Extracted data entries>
╔══

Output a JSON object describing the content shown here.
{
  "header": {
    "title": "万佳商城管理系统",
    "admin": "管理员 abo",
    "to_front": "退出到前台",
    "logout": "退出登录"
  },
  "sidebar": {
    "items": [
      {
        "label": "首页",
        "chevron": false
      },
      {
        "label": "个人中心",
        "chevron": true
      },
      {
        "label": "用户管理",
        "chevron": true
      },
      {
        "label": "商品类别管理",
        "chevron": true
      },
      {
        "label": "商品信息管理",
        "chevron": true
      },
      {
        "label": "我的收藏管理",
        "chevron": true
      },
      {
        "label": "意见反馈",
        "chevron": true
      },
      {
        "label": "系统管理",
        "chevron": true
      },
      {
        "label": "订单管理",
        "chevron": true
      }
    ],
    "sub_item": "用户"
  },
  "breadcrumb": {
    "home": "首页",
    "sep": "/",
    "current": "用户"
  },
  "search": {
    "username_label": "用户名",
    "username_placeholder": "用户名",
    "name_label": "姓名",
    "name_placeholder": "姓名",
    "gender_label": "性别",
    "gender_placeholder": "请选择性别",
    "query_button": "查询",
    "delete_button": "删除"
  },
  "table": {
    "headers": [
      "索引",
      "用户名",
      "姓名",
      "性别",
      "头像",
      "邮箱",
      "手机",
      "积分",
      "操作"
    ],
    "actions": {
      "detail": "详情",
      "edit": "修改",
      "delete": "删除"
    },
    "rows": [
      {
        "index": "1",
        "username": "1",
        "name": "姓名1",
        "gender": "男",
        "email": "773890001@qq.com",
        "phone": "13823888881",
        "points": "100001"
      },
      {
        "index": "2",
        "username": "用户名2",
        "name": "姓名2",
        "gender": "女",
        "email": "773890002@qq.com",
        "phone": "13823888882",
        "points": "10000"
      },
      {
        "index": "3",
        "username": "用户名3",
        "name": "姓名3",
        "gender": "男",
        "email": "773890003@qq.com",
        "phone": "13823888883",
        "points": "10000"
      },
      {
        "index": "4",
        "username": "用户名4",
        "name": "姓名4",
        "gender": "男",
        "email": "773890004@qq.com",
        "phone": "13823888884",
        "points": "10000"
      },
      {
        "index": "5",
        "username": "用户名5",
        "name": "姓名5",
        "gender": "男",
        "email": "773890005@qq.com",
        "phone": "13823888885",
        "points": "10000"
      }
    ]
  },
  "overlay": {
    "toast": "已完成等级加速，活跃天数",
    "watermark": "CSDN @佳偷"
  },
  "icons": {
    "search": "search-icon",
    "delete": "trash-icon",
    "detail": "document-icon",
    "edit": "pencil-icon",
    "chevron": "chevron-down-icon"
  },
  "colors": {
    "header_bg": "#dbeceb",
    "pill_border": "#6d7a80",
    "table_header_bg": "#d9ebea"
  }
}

╚══

Exercise prompt>
Reproduce all of the material above word for word.

Output of the exercise>
Output a JSON object describing the content shown here.
{
  "header": {
    "title": "万佳商城管理系统",
    "admin": "管理员 abo",
    "to_front": "退出到前台",
    "logout": "退出登录"
  },
  "sidebar": {
    "items": [
      {
        "label": "首页",
        "chevron": false
      },
      {
        "label": "个人中心",
        "chevron": true
      },
      {
        "label": "用户管理",
        "chevron": true
      },
      {
        "label": "商品类别管理",
        "chevron": true
      },
      {
        "label": "商品信息管理",
        "chevron": true
      },
      {
        "label": "我的收藏管理",
        "chevron": true
      },
      {
        "label": "意见反馈",
        "chevron": true
      },
      {
        "label": "系统管理",
        "chevron": true
      },
      {
        "label": "订单管理",
        "chevron": true
      }
    ],
    "sub_item": "用户"
  },
  "breadcrumb": {
    "home": "首页",
    "sep": "/",
    "current": "用户"
  },
  "search": {
    "username_label": "用户名",
    "username_placeholder": "用户名",
    "name_label": "姓名",
    "name_placeholder": "姓名",
    "gender_label": "性别",
    "gender_placeholder": "请选择性别",
    "query_button": "查询",
    "delete_button": "删除"
  },
  "table": {
    "headers": [
      "索引",
      "用户名",
      "姓名",
      "性别",
      "头像",
      "邮箱",
      "手机",
      "积分",
      "操作"
    ],
    "actions": {
      "detail": "详情",
      "edit": "修改",
      "delete": "删除"
    },
    "rows": [
      {
        "index": "1",
        "username": "1",
        "name": "姓名1",
        "gender": "男",
        "email": "773890001@qq.com",
        "phone": "13823888881",
        "points": "100001"
      },
      {
        "index": "2",
        "username": "用户名2",
        "name": "姓名2",
        "gender": "女",
        "email": "773890002@qq.com",
        "phone": "13823888882",
        "points": "10000"
      },
      {
        "index": "3",
        "username": "用户名3",
        "name": "姓名3",
        "gender": "男",
        "email": "773890003@qq.com",
        "phone": "13823888883",
        "points": "10000"
      },
      {
        "index": "4",
        "username": "用户名4",
        "name": "姓名4",
        "gender": "男",
        "email": "773890004@qq.com",
        "phone": "13823888884",
        "points": "10000"
      },
      {
        "index": "5",
        "username": "用户名5",
        "name": "姓名5",
        "gender": "男",
        "email": "773890005@qq.com",
        "phone": "13823888885",
        "points": "10000"
      }
    ]
  },
  "overlay": {
    "toast": "已完成等级加速，活跃天数",
    "watermark": "CSDN @佳偷"
  },
  "icons": {
    "search": "search-icon",
    "delete": "trash-icon",
    "detail": "document-icon",
    "edit": "pencil-icon",
    "chevron": "chevron-down-icon"
  },
  "colors": {
    "header_bg": "#dbeceb",
    "pill_border": "#6d7a80",
    "table_header_bg": "#d9ebea"
  }
}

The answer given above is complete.